• What to do:
Write every line out verbatim and omit the pictures.
Start Data for this task
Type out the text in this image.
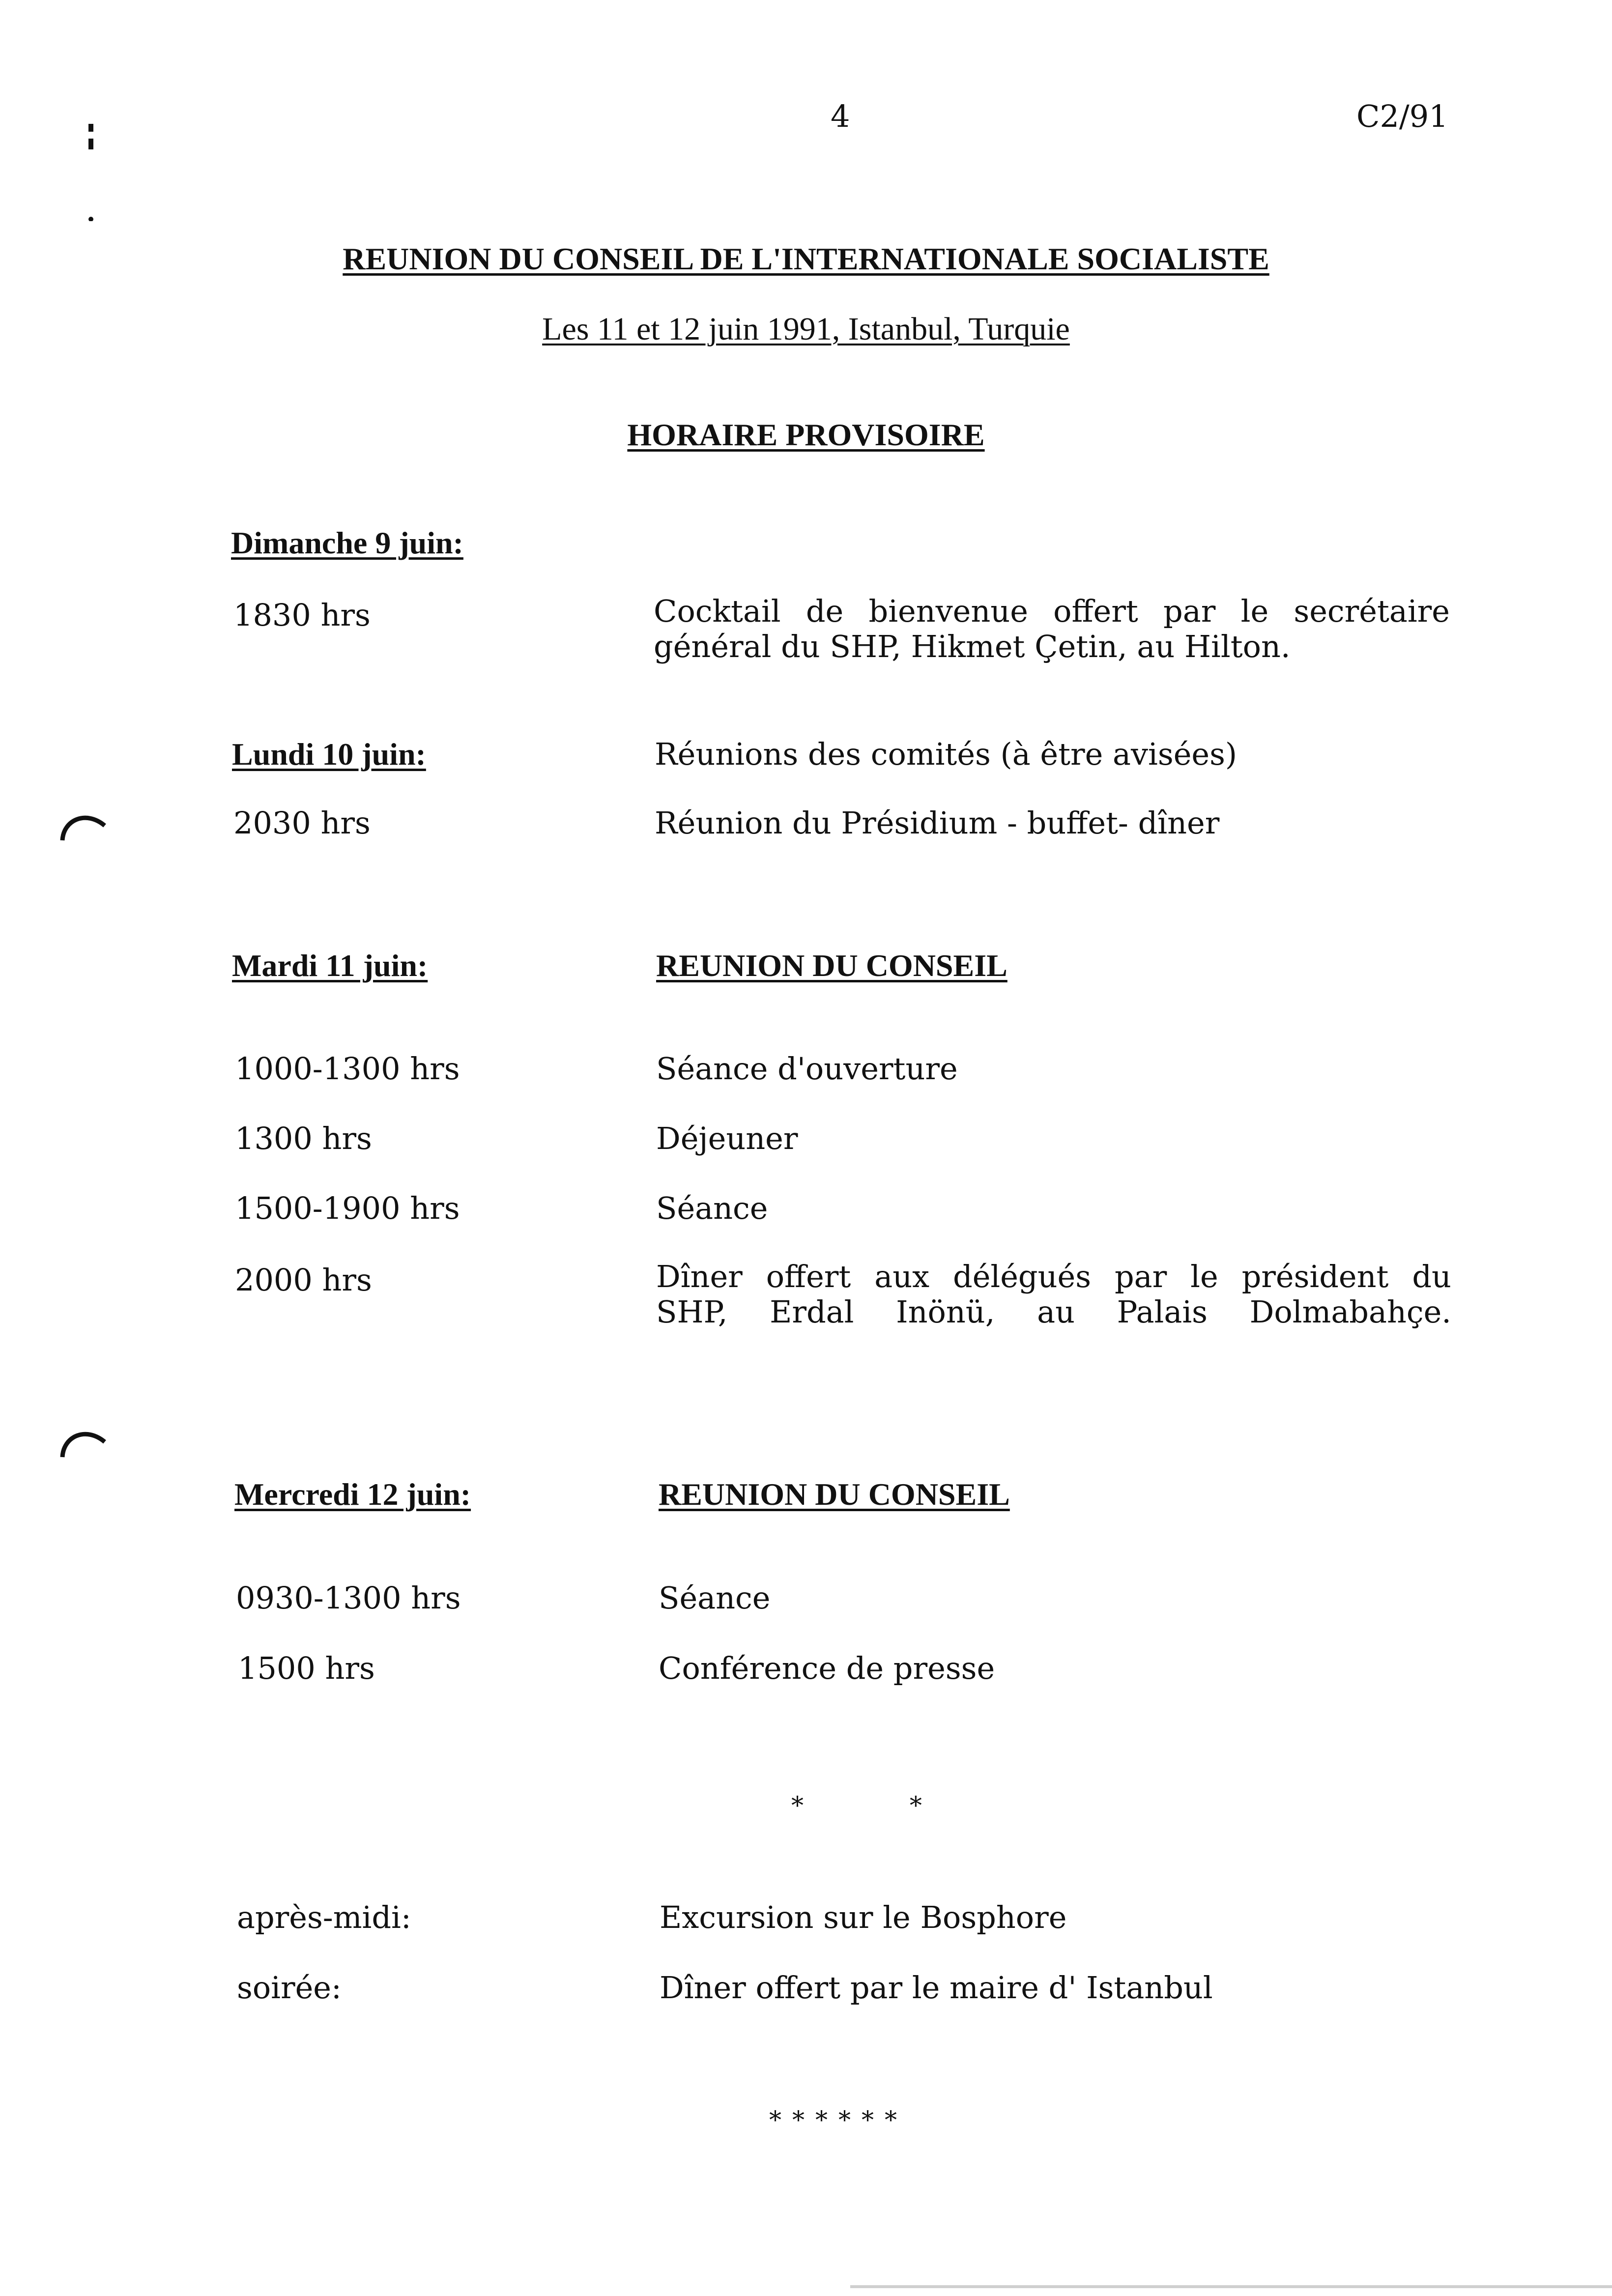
4	C2/91
REUNION DU CONSEIL DE L'INTERNATIONALE SOCIALISTE
Les 11 et 12 juin 1991, Istanbul, Turquie
HORAIRE PROVISOIRE
Dimanche 9 juin:
1830 hrs	Cocktail de bienvenue offert par le secrétaire
général du SHP, Hikmet Çetin, au Hilton.
Lundi 10 juin:	Réunions des comités (à être avisées)
2030 hrs	Réunion du Présidium - buffet- dîner
Mardi 11 juin:	REUNION DU CONSEIL
1000-1300 hrs	Séance d'ouverture
1300 hrs	Déjeuner
1500-1900 hrs	Séance
2000 hrs	Dîner offert aux délégués par le président du
SHP, Erdal Inönü, au Palais Dolmabahçe.
Mercredi 12 juin:	REUNION DU CONSEIL
0930-1300 hrs	Séance
1500 hrs	Conférence de presse
* *
après-midi:	Excursion sur le Bosphore
soirée:	Dîner offert par le maire d' Istanbul
******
End Data for this task
• Task answer:
Type out the text in this image.
4	C2/91
REUNION DU CONSEIL DE L'INTERNATIONALE SOCIALISTE
Les 11 et 12 juin 1991, Istanbul, Turquie
HORAIRE PROVISOIRE
Dimanche 9 juin:
1830 hrs	Cocktail de bienvenue offert par le secrétaire
général du SHP, Hikmet Çetin, au Hilton.
Lundi 10 juin:	Réunions des comités (à être avisées)
2030 hrs	Réunion du Présidium - buffet- dîner
Mardi 11 juin:	REUNION DU CONSEIL
1000-1300 hrs	Séance d'ouverture
1300 hrs	Déjeuner
1500-1900 hrs	Séance
2000 hrs	Dîner offert aux délégués par le président du
SHP, Erdal Inönü, au Palais Dolmabahçe.
Mercredi 12 juin:	REUNION DU CONSEIL
0930-1300 hrs	Séance
1500 hrs	Conférence de presse
* *
après-midi:	Excursion sur le Bosphore
soirée:	Dîner offert par le maire d' Istanbul
******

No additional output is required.